## GOAL
Copy out each line below exactly as it appears.

------ EXTRACTED MATERIAL

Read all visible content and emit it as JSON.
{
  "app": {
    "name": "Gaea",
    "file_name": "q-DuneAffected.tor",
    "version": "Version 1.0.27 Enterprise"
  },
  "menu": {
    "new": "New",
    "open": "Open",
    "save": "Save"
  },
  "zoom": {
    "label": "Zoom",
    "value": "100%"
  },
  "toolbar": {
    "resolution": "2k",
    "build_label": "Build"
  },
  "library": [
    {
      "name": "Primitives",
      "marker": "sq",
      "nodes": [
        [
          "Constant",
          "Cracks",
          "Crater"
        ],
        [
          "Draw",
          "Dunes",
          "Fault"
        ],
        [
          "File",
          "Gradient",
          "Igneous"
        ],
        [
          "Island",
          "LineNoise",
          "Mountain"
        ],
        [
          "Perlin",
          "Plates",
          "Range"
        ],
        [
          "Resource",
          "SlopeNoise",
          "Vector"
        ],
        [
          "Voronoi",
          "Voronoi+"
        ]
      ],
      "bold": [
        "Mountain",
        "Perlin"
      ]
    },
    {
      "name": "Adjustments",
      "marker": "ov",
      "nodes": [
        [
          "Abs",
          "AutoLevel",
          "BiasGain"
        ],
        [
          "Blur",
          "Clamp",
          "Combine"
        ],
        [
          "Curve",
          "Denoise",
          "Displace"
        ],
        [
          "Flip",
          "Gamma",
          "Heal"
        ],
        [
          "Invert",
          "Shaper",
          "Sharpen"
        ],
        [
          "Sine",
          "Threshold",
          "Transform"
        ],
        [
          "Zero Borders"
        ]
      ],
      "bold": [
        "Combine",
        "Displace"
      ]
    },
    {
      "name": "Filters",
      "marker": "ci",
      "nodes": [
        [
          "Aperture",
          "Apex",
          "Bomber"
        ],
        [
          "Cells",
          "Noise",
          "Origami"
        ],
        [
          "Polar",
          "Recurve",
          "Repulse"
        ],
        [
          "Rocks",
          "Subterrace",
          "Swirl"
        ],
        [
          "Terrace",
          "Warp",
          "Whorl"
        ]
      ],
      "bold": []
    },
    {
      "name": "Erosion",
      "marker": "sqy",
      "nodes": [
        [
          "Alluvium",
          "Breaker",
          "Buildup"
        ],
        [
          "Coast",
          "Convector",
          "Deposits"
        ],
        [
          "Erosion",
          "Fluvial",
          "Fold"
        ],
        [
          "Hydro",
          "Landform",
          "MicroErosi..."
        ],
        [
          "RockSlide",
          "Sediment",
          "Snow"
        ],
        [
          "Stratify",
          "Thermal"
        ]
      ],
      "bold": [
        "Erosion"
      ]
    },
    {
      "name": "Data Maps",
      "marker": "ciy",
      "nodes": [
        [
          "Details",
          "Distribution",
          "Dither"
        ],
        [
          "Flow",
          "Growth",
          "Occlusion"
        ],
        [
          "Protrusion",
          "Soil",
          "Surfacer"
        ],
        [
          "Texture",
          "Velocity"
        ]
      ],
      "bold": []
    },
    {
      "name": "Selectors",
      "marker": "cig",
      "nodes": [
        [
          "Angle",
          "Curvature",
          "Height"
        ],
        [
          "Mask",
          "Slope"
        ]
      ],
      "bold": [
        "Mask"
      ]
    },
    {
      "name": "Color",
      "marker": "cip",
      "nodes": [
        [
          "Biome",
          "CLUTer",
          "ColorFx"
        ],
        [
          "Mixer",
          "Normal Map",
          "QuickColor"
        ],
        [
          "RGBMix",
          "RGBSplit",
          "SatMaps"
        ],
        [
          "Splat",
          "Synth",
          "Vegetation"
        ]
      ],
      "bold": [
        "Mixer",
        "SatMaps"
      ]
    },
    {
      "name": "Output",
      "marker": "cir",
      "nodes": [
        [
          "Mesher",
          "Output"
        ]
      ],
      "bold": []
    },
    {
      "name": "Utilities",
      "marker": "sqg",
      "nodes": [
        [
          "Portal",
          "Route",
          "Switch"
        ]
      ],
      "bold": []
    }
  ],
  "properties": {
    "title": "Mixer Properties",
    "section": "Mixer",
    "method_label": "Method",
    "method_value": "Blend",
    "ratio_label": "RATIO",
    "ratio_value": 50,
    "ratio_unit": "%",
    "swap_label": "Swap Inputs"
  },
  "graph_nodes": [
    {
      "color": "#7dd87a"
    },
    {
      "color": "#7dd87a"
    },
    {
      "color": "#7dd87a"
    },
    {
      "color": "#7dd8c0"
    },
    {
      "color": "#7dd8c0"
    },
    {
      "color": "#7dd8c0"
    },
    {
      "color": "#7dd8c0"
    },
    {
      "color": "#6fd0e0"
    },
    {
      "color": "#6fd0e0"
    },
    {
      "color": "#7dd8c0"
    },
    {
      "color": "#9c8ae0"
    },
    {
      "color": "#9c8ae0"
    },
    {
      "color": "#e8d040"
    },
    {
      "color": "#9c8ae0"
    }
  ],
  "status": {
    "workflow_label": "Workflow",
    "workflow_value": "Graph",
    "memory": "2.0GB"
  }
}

------------

## TASK OUTPUT
Read all visible content and emit it as JSON.
{
  "app": {
    "name": "Gaea",
    "file_name": "q-DuneAffected.tor",
    "version": "Version 1.0.27 Enterprise"
  },
  "menu": {
    "new": "New",
    "open": "Open",
    "save": "Save"
  },
  "zoom": {
    "label": "Zoom",
    "value": "100%"
  },
  "toolbar": {
    "resolution": "2k",
    "build_label": "Build"
  },
  "library": [
    {
      "name": "Primitives",
      "marker": "sq",
      "nodes": [
        [
          "Constant",
          "Cracks",
          "Crater"
        ],
        [
          "Draw",
          "Dunes",
          "Fault"
        ],
        [
          "File",
          "Gradient",
          "Igneous"
        ],
        [
          "Island",
          "LineNoise",
          "Mountain"
        ],
        [
          "Perlin",
          "Plates",
          "Range"
        ],
        [
          "Resource",
          "SlopeNoise",
          "Vector"
        ],
        [
          "Voronoi",
          "Voronoi+"
        ]
      ],
      "bold": [
        "Mountain",
        "Perlin"
      ]
    },
    {
      "name": "Adjustments",
      "marker": "ov",
      "nodes": [
        [
          "Abs",
          "AutoLevel",
          "BiasGain"
        ],
        [
          "Blur",
          "Clamp",
          "Combine"
        ],
        [
          "Curve",
          "Denoise",
          "Displace"
        ],
        [
          "Flip",
          "Gamma",
          "Heal"
        ],
        [
          "Invert",
          "Shaper",
          "Sharpen"
        ],
        [
          "Sine",
          "Threshold",
          "Transform"
        ],
        [
          "Zero Borders"
        ]
      ],
      "bold": [
        "Combine",
        "Displace"
      ]
    },
    {
      "name": "Filters",
      "marker": "ci",
      "nodes": [
        [
          "Aperture",
          "Apex",
          "Bomber"
        ],
        [
          "Cells",
          "Noise",
          "Origami"
        ],
        [
          "Polar",
          "Recurve",
          "Repulse"
        ],
        [
          "Rocks",
          "Subterrace",
          "Swirl"
        ],
        [
          "Terrace",
          "Warp",
          "Whorl"
        ]
      ],
      "bold": []
    },
    {
      "name": "Erosion",
      "marker": "sqy",
      "nodes": [
        [
          "Alluvium",
          "Breaker",
          "Buildup"
        ],
        [
          "Coast",
          "Convector",
          "Deposits"
        ],
        [
          "Erosion",
          "Fluvial",
          "Fold"
        ],
        [
          "Hydro",
          "Landform",
          "MicroErosi..."
        ],
        [
          "RockSlide",
          "Sediment",
          "Snow"
        ],
        [
          "Stratify",
          "Thermal"
        ]
      ],
      "bold": [
        "Erosion"
      ]
    },
    {
      "name": "Data Maps",
      "marker": "ciy",
      "nodes": [
        [
          "Details",
          "Distribution",
          "Dither"
        ],
        [
          "Flow",
          "Growth",
          "Occlusion"
        ],
        [
          "Protrusion",
          "Soil",
          "Surfacer"
        ],
        [
          "Texture",
          "Velocity"
        ]
      ],
      "bold": []
    },
    {
      "name": "Selectors",
      "marker": "cig",
      "nodes": [
        [
          "Angle",
          "Curvature",
          "Height"
        ],
        [
          "Mask",
          "Slope"
        ]
      ],
      "bold": [
        "Mask"
      ]
    },
    {
      "name": "Color",
      "marker": "cip",
      "nodes": [
        [
          "Biome",
          "CLUTer",
          "ColorFx"
        ],
        [
          "Mixer",
          "Normal Map",
          "QuickColor"
        ],
        [
          "RGBMix",
          "RGBSplit",
          "SatMaps"
        ],
        [
          "Splat",
          "Synth",
          "Vegetation"
        ]
      ],
      "bold": [
        "Mixer",
        "SatMaps"
      ]
    },
    {
      "name": "Output",
      "marker": "cir",
      "nodes": [
        [
          "Mesher",
          "Output"
        ]
      ],
      "bold": []
    },
    {
      "name": "Utilities",
      "marker": "sqg",
      "nodes": [
        [
          "Portal",
          "Route",
          "Switch"
        ]
      ],
      "bold": []
    }
  ],
  "properties": {
    "title": "Mixer Properties",
    "section": "Mixer",
    "method_label": "Method",
    "method_value": "Blend",
    "ratio_label": "RATIO",
    "ratio_value": 50,
    "ratio_unit": "%",
    "swap_label": "Swap Inputs"
  },
  "graph_nodes": [
    {
      "color": "#7dd87a"
    },
    {
      "color": "#7dd87a"
    },
    {
      "color": "#7dd87a"
    },
    {
      "color": "#7dd8c0"
    },
    {
      "color": "#7dd8c0"
    },
    {
      "color": "#7dd8c0"
    },
    {
      "color": "#7dd8c0"
    },
    {
      "color": "#6fd0e0"
    },
    {
      "color": "#6fd0e0"
    },
    {
      "color": "#7dd8c0"
    },
    {
      "color": "#9c8ae0"
    },
    {
      "color": "#9c8ae0"
    },
    {
      "color": "#e8d040"
    },
    {
      "color": "#9c8ae0"
    }
  ],
  "status": {
    "workflow_label": "Workflow",
    "workflow_value": "Graph",
    "memory": "2.0GB"
  }
}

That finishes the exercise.